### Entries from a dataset

★ ★ ★

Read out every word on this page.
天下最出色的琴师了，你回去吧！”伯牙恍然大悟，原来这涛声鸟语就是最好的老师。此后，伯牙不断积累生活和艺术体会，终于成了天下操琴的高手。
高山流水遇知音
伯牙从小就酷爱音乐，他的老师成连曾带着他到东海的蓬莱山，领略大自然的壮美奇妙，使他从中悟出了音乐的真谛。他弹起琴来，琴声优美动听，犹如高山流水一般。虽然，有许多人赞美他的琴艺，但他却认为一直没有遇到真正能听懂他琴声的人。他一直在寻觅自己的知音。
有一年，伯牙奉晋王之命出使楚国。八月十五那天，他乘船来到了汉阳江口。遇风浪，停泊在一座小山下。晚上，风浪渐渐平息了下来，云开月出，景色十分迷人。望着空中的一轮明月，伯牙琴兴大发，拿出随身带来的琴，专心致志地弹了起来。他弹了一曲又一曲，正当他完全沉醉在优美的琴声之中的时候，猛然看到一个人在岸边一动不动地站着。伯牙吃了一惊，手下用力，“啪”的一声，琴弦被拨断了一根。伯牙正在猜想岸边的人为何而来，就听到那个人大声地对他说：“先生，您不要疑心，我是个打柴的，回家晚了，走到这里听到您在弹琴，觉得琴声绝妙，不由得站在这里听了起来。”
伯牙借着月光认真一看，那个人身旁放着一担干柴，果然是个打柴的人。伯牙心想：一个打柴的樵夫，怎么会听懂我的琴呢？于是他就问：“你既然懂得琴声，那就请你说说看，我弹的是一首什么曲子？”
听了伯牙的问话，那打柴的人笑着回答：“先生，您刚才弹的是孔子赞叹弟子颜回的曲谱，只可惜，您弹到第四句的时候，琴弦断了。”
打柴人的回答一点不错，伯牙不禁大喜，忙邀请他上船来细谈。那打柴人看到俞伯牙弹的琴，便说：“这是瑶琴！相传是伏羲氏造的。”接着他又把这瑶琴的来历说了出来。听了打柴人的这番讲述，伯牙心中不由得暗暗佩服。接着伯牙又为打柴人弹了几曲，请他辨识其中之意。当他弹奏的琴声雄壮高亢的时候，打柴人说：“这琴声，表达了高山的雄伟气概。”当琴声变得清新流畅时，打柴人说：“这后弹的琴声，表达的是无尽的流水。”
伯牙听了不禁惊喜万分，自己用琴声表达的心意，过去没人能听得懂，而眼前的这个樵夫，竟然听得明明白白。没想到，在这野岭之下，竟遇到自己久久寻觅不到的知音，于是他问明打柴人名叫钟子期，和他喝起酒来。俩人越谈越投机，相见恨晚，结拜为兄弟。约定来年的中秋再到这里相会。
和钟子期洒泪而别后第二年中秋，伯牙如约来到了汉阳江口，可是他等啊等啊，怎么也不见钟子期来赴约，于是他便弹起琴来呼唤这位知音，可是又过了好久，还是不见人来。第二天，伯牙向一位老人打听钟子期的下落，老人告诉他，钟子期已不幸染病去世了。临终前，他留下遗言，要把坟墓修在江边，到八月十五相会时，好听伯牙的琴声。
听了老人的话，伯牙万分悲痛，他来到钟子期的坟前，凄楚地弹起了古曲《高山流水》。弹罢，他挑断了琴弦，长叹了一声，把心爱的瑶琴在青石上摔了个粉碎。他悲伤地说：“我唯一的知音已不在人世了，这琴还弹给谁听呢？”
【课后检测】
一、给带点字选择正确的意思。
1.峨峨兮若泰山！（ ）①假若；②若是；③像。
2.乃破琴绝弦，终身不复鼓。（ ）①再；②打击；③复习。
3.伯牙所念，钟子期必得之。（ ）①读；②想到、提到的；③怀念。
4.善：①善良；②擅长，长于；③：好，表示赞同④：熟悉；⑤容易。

★ ★ ★

### GOAL
Copy out each record, keeping every word as it is.

### OUTPUT FOR THIS TASK
Read out every word on this page.
天下最出色的琴师了，你回去吧！”伯牙恍然大悟，原来这涛声鸟语就是最好的老师。此后，伯牙不断积累生活和艺术体会，终于成了天下操琴的高手。
高山流水遇知音
伯牙从小就酷爱音乐，他的老师成连曾带着他到东海的蓬莱山，领略大自然的壮美奇妙，使他从中悟出了音乐的真谛。他弹起琴来，琴声优美动听，犹如高山流水一般。虽然，有许多人赞美他的琴艺，但他却认为一直没有遇到真正能听懂他琴声的人。他一直在寻觅自己的知音。
有一年，伯牙奉晋王之命出使楚国。八月十五那天，他乘船来到了汉阳江口。遇风浪，停泊在一座小山下。晚上，风浪渐渐平息了下来，云开月出，景色十分迷人。望着空中的一轮明月，伯牙琴兴大发，拿出随身带来的琴，专心致志地弹了起来。他弹了一曲又一曲，正当他完全沉醉在优美的琴声之中的时候，猛然看到一个人在岸边一动不动地站着。伯牙吃了一惊，手下用力，“啪”的一声，琴弦被拨断了一根。伯牙正在猜想岸边的人为何而来，就听到那个人大声地对他说：“先生，您不要疑心，我是个打柴的，回家晚了，走到这里听到您在弹琴，觉得琴声绝妙，不由得站在这里听了起来。”
伯牙借着月光认真一看，那个人身旁放着一担干柴，果然是个打柴的人。伯牙心想：一个打柴的樵夫，怎么会听懂我的琴呢？于是他就问：“你既然懂得琴声，那就请你说说看，我弹的是一首什么曲子？”
听了伯牙的问话，那打柴的人笑着回答：“先生，您刚才弹的是孔子赞叹弟子颜回的曲谱，只可惜，您弹到第四句的时候，琴弦断了。”
打柴人的回答一点不错，伯牙不禁大喜，忙邀请他上船来细谈。那打柴人看到俞伯牙弹的琴，便说：“这是瑶琴！相传是伏羲氏造的。”接着他又把这瑶琴的来历说了出来。听了打柴人的这番讲述，伯牙心中不由得暗暗佩服。接着伯牙又为打柴人弹了几曲，请他辨识其中之意。当他弹奏的琴声雄壮高亢的时候，打柴人说：“这琴声，表达了高山的雄伟气概。”当琴声变得清新流畅时，打柴人说：“这后弹的琴声，表达的是无尽的流水。”
伯牙听了不禁惊喜万分，自己用琴声表达的心意，过去没人能听得懂，而眼前的这个樵夫，竟然听得明明白白。没想到，在这野岭之下，竟遇到自己久久寻觅不到的知音，于是他问明打柴人名叫钟子期，和他喝起酒来。俩人越谈越投机，相见恨晚，结拜为兄弟。约定来年的中秋再到这里相会。
和钟子期洒泪而别后第二年中秋，伯牙如约来到了汉阳江口，可是他等啊等啊，怎么也不见钟子期来赴约，于是他便弹起琴来呼唤这位知音，可是又过了好久，还是不见人来。第二天，伯牙向一位老人打听钟子期的下落，老人告诉他，钟子期已不幸染病去世了。临终前，他留下遗言，要把坟墓修在江边，到八月十五相会时，好听伯牙的琴声。
听了老人的话，伯牙万分悲痛，他来到钟子期的坟前，凄楚地弹起了古曲《高山流水》。弹罢，他挑断了琴弦，长叹了一声，把心爱的瑶琴在青石上摔了个粉碎。他悲伤地说：“我唯一的知音已不在人世了，这琴还弹给谁听呢？”
【课后检测】
一、给带点字选择正确的意思。
1.峨峨兮若泰山！（ ）①假若；②若是；③像。
2.乃破琴绝弦，终身不复鼓。（ ）①再；②打击；③复习。
3.伯牙所念，钟子期必得之。（ ）①读；②想到、提到的；③怀念。
4.善：①善良；②擅长，长于；③：好，表示赞同④：熟悉；⑤容易。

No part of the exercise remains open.